━━━━━ Data in this exercise ━━━━━
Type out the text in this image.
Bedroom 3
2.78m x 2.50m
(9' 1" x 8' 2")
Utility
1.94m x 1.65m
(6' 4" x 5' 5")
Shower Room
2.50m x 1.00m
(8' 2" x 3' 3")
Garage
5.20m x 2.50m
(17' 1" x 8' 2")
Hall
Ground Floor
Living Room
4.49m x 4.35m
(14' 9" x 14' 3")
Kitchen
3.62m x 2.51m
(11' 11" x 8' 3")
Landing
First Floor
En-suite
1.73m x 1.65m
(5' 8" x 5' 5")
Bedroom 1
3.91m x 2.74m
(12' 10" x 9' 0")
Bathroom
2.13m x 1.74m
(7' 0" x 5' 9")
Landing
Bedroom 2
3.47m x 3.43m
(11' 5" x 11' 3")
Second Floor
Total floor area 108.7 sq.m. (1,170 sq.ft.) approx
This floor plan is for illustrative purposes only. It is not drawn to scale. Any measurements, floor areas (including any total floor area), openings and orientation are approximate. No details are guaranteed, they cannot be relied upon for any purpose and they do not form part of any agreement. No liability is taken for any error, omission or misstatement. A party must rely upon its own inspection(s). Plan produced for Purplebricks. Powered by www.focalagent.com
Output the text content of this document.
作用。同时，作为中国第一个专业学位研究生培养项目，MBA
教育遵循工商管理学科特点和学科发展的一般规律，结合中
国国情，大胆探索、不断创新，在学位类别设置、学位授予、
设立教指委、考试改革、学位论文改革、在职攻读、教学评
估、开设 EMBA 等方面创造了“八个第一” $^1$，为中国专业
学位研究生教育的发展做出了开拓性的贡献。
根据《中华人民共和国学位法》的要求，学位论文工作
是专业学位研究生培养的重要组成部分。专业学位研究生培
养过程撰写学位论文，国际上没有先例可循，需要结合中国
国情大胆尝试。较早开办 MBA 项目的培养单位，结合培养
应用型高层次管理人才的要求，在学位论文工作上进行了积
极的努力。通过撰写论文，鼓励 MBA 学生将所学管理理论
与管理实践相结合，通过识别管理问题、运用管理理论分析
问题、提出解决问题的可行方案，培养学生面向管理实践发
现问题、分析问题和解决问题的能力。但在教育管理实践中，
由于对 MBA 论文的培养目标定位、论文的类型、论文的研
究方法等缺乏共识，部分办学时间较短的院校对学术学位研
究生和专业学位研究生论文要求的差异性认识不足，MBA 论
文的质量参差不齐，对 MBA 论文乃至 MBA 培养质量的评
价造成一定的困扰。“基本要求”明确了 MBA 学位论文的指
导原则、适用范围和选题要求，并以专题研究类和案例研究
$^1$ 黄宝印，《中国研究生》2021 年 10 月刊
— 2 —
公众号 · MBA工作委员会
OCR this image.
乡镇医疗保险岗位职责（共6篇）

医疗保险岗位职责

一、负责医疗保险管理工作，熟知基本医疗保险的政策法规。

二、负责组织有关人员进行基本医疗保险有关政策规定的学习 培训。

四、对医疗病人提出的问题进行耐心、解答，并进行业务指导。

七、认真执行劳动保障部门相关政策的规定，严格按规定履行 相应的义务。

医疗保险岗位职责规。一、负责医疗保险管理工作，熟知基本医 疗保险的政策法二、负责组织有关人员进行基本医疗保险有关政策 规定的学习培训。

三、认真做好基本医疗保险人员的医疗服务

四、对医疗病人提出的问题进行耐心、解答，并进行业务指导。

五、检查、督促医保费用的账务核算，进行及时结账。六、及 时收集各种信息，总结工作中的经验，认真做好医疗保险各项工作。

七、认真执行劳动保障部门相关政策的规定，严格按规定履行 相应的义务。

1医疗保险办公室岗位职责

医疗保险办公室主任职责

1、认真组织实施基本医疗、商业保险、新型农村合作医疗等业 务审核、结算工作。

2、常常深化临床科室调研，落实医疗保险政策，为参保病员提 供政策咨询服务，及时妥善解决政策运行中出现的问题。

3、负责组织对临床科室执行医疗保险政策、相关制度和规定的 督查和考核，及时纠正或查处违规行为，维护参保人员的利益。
━━━━━
■ Problem details
All lines of the data above that include the word "image" must be shown.

■ Result below
Type out the text in this image.
OCR this image.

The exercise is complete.